» **Written task**
Copy out every line in which the string "JSON" occurs.

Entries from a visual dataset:
- - -
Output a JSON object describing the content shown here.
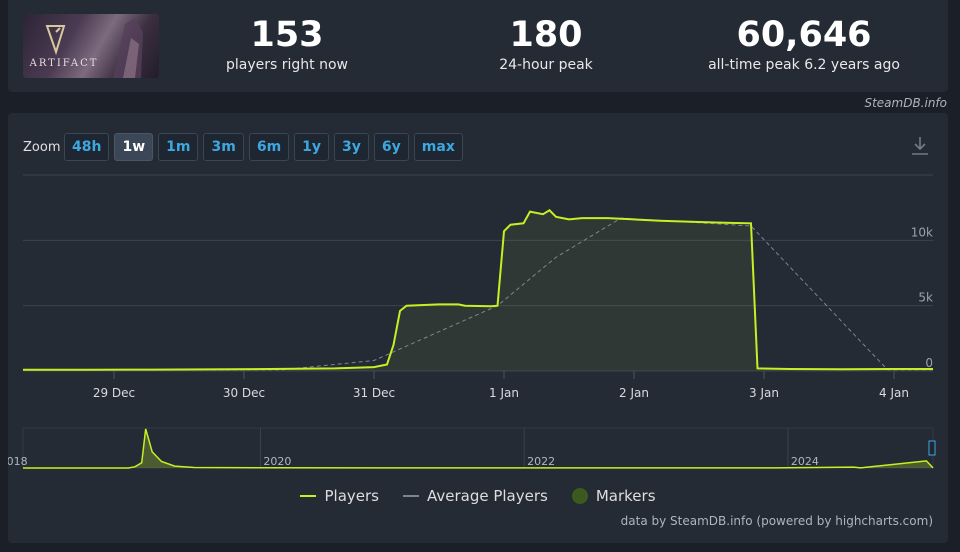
{
  "header": {
    "logo_alt": "Artifact",
    "logo_text": "ARTIFACT",
    "stats": [
      {
        "value": "153",
        "label": "players right now"
      },
      {
        "value": "180",
        "label": "24-hour peak"
      },
      {
        "value": "60,646",
        "label": "all-time peak 6.2 years ago"
      }
    ],
    "credit": "SteamDB.info"
  },
  "zoom": {
    "label": "Zoom",
    "options": [
      "48h",
      "1w",
      "1m",
      "3m",
      "6m",
      "1y",
      "3y",
      "6y",
      "max"
    ],
    "active": "1w"
  },
  "colors": {
    "players": "#c6f024",
    "average": "#7d858f",
    "markers": "#3d5a1e",
    "accent": "#3fa7e0"
  },
  "chart_data": {
    "type": "line",
    "x_tick_labels": [
      "29 Dec",
      "30 Dec",
      "31 Dec",
      "1 Jan",
      "2 Jan",
      "3 Jan",
      "4 Jan"
    ],
    "y_tick_labels": [
      "0",
      "5k",
      "10k"
    ],
    "xlim": [
      28.3,
      35.3
    ],
    "ylim": [
      0,
      15000
    ],
    "x_axis_note": "x values are day numbers where 29 = 29 Dec and 32 = 1 Jan",
    "series": [
      {
        "name": "Players",
        "points": [
          [
            28.3,
            100
          ],
          [
            28.8,
            100
          ],
          [
            29.3,
            110
          ],
          [
            29.7,
            120
          ],
          [
            30.2,
            150
          ],
          [
            30.7,
            200
          ],
          [
            31.0,
            300
          ],
          [
            31.1,
            500
          ],
          [
            31.15,
            2000
          ],
          [
            31.2,
            4600
          ],
          [
            31.25,
            5000
          ],
          [
            31.5,
            5100
          ],
          [
            31.65,
            5100
          ],
          [
            31.7,
            5000
          ],
          [
            31.9,
            4950
          ],
          [
            31.95,
            5000
          ],
          [
            32.0,
            10700
          ],
          [
            32.05,
            11200
          ],
          [
            32.15,
            11300
          ],
          [
            32.2,
            12200
          ],
          [
            32.3,
            12000
          ],
          [
            32.35,
            12300
          ],
          [
            32.4,
            11800
          ],
          [
            32.5,
            11600
          ],
          [
            32.6,
            11700
          ],
          [
            32.8,
            11700
          ],
          [
            33.0,
            11600
          ],
          [
            33.2,
            11500
          ],
          [
            33.5,
            11400
          ],
          [
            33.7,
            11350
          ],
          [
            33.9,
            11300
          ],
          [
            33.95,
            200
          ],
          [
            34.2,
            150
          ],
          [
            34.6,
            130
          ],
          [
            35.0,
            150
          ],
          [
            35.3,
            150
          ]
        ]
      },
      {
        "name": "Average Players",
        "points": [
          [
            28.3,
            100
          ],
          [
            30.3,
            100
          ],
          [
            31.0,
            800
          ],
          [
            31.95,
            5000
          ],
          [
            32.4,
            8700
          ],
          [
            32.9,
            11700
          ],
          [
            33.4,
            11400
          ],
          [
            33.9,
            11100
          ],
          [
            34.95,
            100
          ],
          [
            35.3,
            100
          ]
        ]
      }
    ],
    "navigator": {
      "x_tick_labels": [
        "2018",
        "2020",
        "2022",
        "2024"
      ],
      "xlim": [
        2018.2,
        2025.1
      ],
      "points": [
        [
          2018.2,
          0
        ],
        [
          2018.8,
          0
        ],
        [
          2019.0,
          0
        ],
        [
          2019.05,
          2000
        ],
        [
          2019.1,
          8000
        ],
        [
          2019.13,
          60646
        ],
        [
          2019.18,
          25000
        ],
        [
          2019.25,
          10000
        ],
        [
          2019.35,
          3000
        ],
        [
          2019.5,
          800
        ],
        [
          2020.0,
          300
        ],
        [
          2021.0,
          200
        ],
        [
          2022.0,
          150
        ],
        [
          2023.0,
          150
        ],
        [
          2023.9,
          180
        ],
        [
          2024.5,
          1400
        ],
        [
          2024.55,
          200
        ],
        [
          2025.05,
          11000
        ],
        [
          2025.1,
          150
        ]
      ]
    }
  },
  "legend": {
    "players": "Players",
    "average": "Average Players",
    "markers": "Markers"
  },
  "footer": {
    "credit": "data by SteamDB.info (powered by highcharts.com)"
  }
}
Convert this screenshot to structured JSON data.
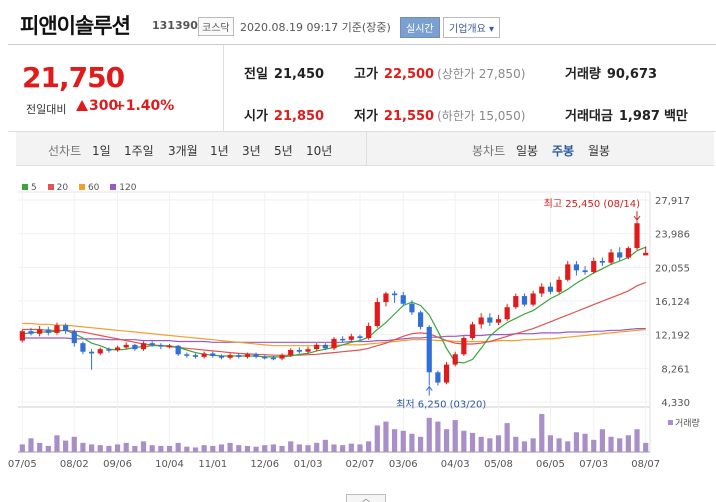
{
  "header": {
    "name": "피앤이솔루션",
    "code": "131390",
    "market": "코스닥",
    "timestamp": "2020.08.19 09:17 기준(장중)",
    "realtime_label": "실시간",
    "company_label": "기업개요 ▾"
  },
  "summary": {
    "price": "21,750",
    "change_label": "전일대비",
    "change": "300",
    "change_pct": "+1.40%",
    "prev_close_label": "전일",
    "prev_close": "21,450",
    "high_label": "고가",
    "high": "22,500",
    "upper_limit": "(상한가 27,850)",
    "volume_label": "거래량",
    "volume": "90,673",
    "open_label": "시가",
    "open": "21,850",
    "low_label": "저가",
    "low": "21,550",
    "lower_limit": "(하한가 15,050)",
    "amount_label": "거래대금",
    "amount": "1,987",
    "amount_unit": "백만"
  },
  "period_bar": {
    "line_label": "선차트",
    "line_periods": [
      "1일",
      "1주일",
      "3개월",
      "1년",
      "3년",
      "5년",
      "10년"
    ],
    "candle_label": "봉차트",
    "candle_periods": [
      "일봉",
      "주봉",
      "월봉"
    ],
    "active_candle": "주봉"
  },
  "colors": {
    "up": "#e01b1b",
    "down": "#2f6fd6",
    "ma5": "#3aa63a",
    "ma20": "#e05353",
    "ma60": "#f0a030",
    "ma120": "#9b59c4",
    "volume": "#a98fc8"
  },
  "chart_data": {
    "type": "candlestick",
    "legend": [
      "5",
      "20",
      "60",
      "120"
    ],
    "y_ticks": [
      "27,917",
      "23,986",
      "20,055",
      "16,124",
      "12,192",
      "8,261",
      "4,330"
    ],
    "ylim": [
      4330,
      27917
    ],
    "x_ticks": [
      "07/05",
      "08/02",
      "09/06",
      "10/04",
      "11/01",
      "12/06",
      "01/03",
      "02/07",
      "03/06",
      "04/03",
      "05/08",
      "06/05",
      "07/03",
      "08/07"
    ],
    "high_annotation": "최고 25,450 (08/14)",
    "low_annotation": "최저 6,250 (03/20)",
    "volume_label": "거래량",
    "candles": [
      [
        11500,
        12600,
        11300,
        12800
      ],
      [
        12600,
        12300,
        12100,
        13000
      ],
      [
        12300,
        12800,
        12000,
        13200
      ],
      [
        12800,
        12400,
        12100,
        13100
      ],
      [
        12400,
        13300,
        12200,
        13600
      ],
      [
        13300,
        12600,
        12300,
        13500
      ],
      [
        12600,
        11200,
        10800,
        12800
      ],
      [
        11200,
        10200,
        9900,
        11400
      ],
      [
        10200,
        10000,
        8100,
        10500
      ],
      [
        10000,
        10500,
        9800,
        10700
      ],
      [
        10500,
        10400,
        10100,
        10700
      ],
      [
        10400,
        10700,
        10200,
        10900
      ],
      [
        10700,
        11000,
        10500,
        11300
      ],
      [
        11000,
        10500,
        10300,
        11100
      ],
      [
        10500,
        11200,
        10300,
        11400
      ],
      [
        11200,
        11000,
        10800,
        11400
      ],
      [
        11000,
        10800,
        10500,
        11200
      ],
      [
        10800,
        10900,
        10600,
        11100
      ],
      [
        10900,
        9900,
        9700,
        11000
      ],
      [
        9900,
        9800,
        9500,
        10100
      ],
      [
        9800,
        9600,
        9400,
        10000
      ],
      [
        9600,
        10000,
        9400,
        10200
      ],
      [
        10000,
        9700,
        9500,
        10200
      ],
      [
        9700,
        9500,
        9300,
        9900
      ],
      [
        9500,
        9800,
        9300,
        10000
      ],
      [
        9800,
        9600,
        9400,
        10000
      ],
      [
        9600,
        9900,
        9400,
        10100
      ],
      [
        9900,
        9600,
        9400,
        10100
      ],
      [
        9600,
        9500,
        9300,
        9800
      ],
      [
        9500,
        9400,
        9200,
        9700
      ],
      [
        9400,
        9800,
        9200,
        10000
      ],
      [
        9800,
        10400,
        9600,
        10600
      ],
      [
        10400,
        10200,
        10000,
        10700
      ],
      [
        10200,
        10500,
        10000,
        10800
      ],
      [
        10500,
        11000,
        10300,
        11200
      ],
      [
        11000,
        10600,
        10400,
        11200
      ],
      [
        10600,
        11700,
        10400,
        11900
      ],
      [
        11700,
        11600,
        11300,
        12000
      ],
      [
        11600,
        12000,
        11400,
        12300
      ],
      [
        12000,
        11800,
        11500,
        12200
      ],
      [
        11800,
        13200,
        11600,
        13600
      ],
      [
        13200,
        16000,
        13000,
        16500
      ],
      [
        16000,
        17000,
        15500,
        17200
      ],
      [
        17000,
        16800,
        15900,
        17300
      ],
      [
        16800,
        15800,
        15600,
        17200
      ],
      [
        15800,
        14800,
        14500,
        16200
      ],
      [
        14800,
        13100,
        12800,
        15000
      ],
      [
        13100,
        7800,
        6250,
        13300
      ],
      [
        7800,
        6600,
        6250,
        8000
      ],
      [
        6600,
        8700,
        6400,
        9000
      ],
      [
        8700,
        9900,
        8500,
        10200
      ],
      [
        9900,
        11800,
        9700,
        12000
      ],
      [
        11800,
        13400,
        11600,
        13700
      ],
      [
        13400,
        14200,
        12900,
        14700
      ],
      [
        14200,
        13600,
        13200,
        14700
      ],
      [
        13600,
        14000,
        13300,
        14500
      ],
      [
        14000,
        15400,
        13800,
        15800
      ],
      [
        15400,
        16700,
        15200,
        17000
      ],
      [
        16700,
        15700,
        15500,
        17000
      ],
      [
        15700,
        17000,
        15500,
        17300
      ],
      [
        17000,
        17800,
        16600,
        18200
      ],
      [
        17800,
        17200,
        16900,
        18300
      ],
      [
        17200,
        18600,
        17000,
        19000
      ],
      [
        18600,
        20400,
        18400,
        20800
      ],
      [
        20400,
        19700,
        19100,
        20800
      ],
      [
        19700,
        19500,
        19200,
        20200
      ],
      [
        19500,
        20800,
        19300,
        21200
      ],
      [
        20800,
        20600,
        20200,
        21200
      ],
      [
        20600,
        21800,
        20400,
        22200
      ],
      [
        21800,
        21200,
        20800,
        22400
      ],
      [
        21200,
        22300,
        21000,
        22500
      ],
      [
        22300,
        25200,
        22100,
        25450
      ],
      [
        21450,
        21750,
        21550,
        22500
      ]
    ],
    "ma5": [
      12300,
      12400,
      12500,
      12500,
      12600,
      12700,
      12300,
      11800,
      11200,
      10900,
      10500,
      10400,
      10500,
      10700,
      10800,
      10900,
      10900,
      10900,
      10700,
      10400,
      10100,
      9900,
      9800,
      9700,
      9700,
      9700,
      9700,
      9700,
      9600,
      9600,
      9600,
      9700,
      9900,
      10000,
      10300,
      10500,
      10700,
      11000,
      11300,
      11500,
      11900,
      12800,
      13600,
      14600,
      15600,
      16000,
      15600,
      14500,
      12600,
      10600,
      9000,
      8900,
      9300,
      10600,
      12000,
      12900,
      13600,
      14100,
      14600,
      15000,
      15700,
      16400,
      16900,
      17500,
      18200,
      18800,
      19400,
      19900,
      20400,
      20800,
      21200,
      22000,
      22400
    ],
    "ma20": [
      12800,
      12800,
      12800,
      12700,
      12700,
      12700,
      12600,
      12500,
      12300,
      12100,
      11900,
      11700,
      11500,
      11300,
      11100,
      11000,
      10900,
      10800,
      10700,
      10600,
      10500,
      10400,
      10300,
      10200,
      10100,
      10000,
      9950,
      9900,
      9850,
      9800,
      9800,
      9800,
      9800,
      9850,
      9900,
      10000,
      10100,
      10200,
      10300,
      10400,
      10600,
      10900,
      11200,
      11600,
      12000,
      12300,
      12400,
      12300,
      11900,
      11500,
      11200,
      11100,
      11100,
      11200,
      11400,
      11700,
      12000,
      12300,
      12600,
      12900,
      13300,
      13700,
      14100,
      14500,
      14900,
      15300,
      15700,
      16100,
      16500,
      16900,
      17300,
      17900,
      18300
    ],
    "ma60": [
      13500,
      13500,
      13400,
      13400,
      13300,
      13300,
      13200,
      13100,
      13000,
      12900,
      12800,
      12700,
      12600,
      12500,
      12400,
      12300,
      12200,
      12100,
      12000,
      11900,
      11800,
      11700,
      11600,
      11500,
      11400,
      11300,
      11200,
      11100,
      11000,
      10900,
      10900,
      10900,
      10900,
      10900,
      10900,
      10900,
      10900,
      11000,
      11000,
      11000,
      11100,
      11200,
      11300,
      11400,
      11500,
      11600,
      11600,
      11600,
      11500,
      11500,
      11400,
      11400,
      11400,
      11400,
      11400,
      11500,
      11500,
      11500,
      11600,
      11600,
      11700,
      11700,
      11800,
      11900,
      12000,
      12100,
      12200,
      12300,
      12400,
      12500,
      12600,
      12700,
      12800
    ],
    "ma120": [
      11800,
      11800,
      11800,
      11800,
      11800,
      11800,
      11700,
      11700,
      11700,
      11700,
      11600,
      11600,
      11600,
      11600,
      11500,
      11500,
      11500,
      11500,
      11400,
      11400,
      11400,
      11400,
      11300,
      11300,
      11300,
      11300,
      11300,
      11300,
      11300,
      11300,
      11300,
      11300,
      11300,
      11300,
      11300,
      11300,
      11300,
      11300,
      11400,
      11400,
      11400,
      11500,
      11500,
      11600,
      11700,
      11800,
      11800,
      11900,
      11900,
      12000,
      12000,
      12100,
      12100,
      12100,
      12200,
      12200,
      12200,
      12300,
      12300,
      12300,
      12400,
      12400,
      12400,
      12500,
      12500,
      12500,
      12600,
      12600,
      12700,
      12700,
      12800,
      12900,
      12900
    ],
    "volume": [
      10,
      18,
      12,
      8,
      22,
      15,
      20,
      12,
      10,
      9,
      8,
      10,
      12,
      8,
      14,
      9,
      8,
      8,
      12,
      7,
      6,
      9,
      8,
      10,
      12,
      9,
      8,
      7,
      9,
      10,
      8,
      14,
      10,
      9,
      12,
      16,
      10,
      9,
      11,
      10,
      14,
      35,
      40,
      30,
      28,
      24,
      20,
      45,
      40,
      30,
      42,
      28,
      25,
      20,
      18,
      22,
      38,
      20,
      14,
      18,
      50,
      22,
      18,
      14,
      26,
      24,
      16,
      30,
      20,
      18,
      22,
      30,
      12
    ]
  }
}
- - -
» **Response to the exercise**
Output a JSON object describing the content shown here.
Convert this screenshot to structured JSON data.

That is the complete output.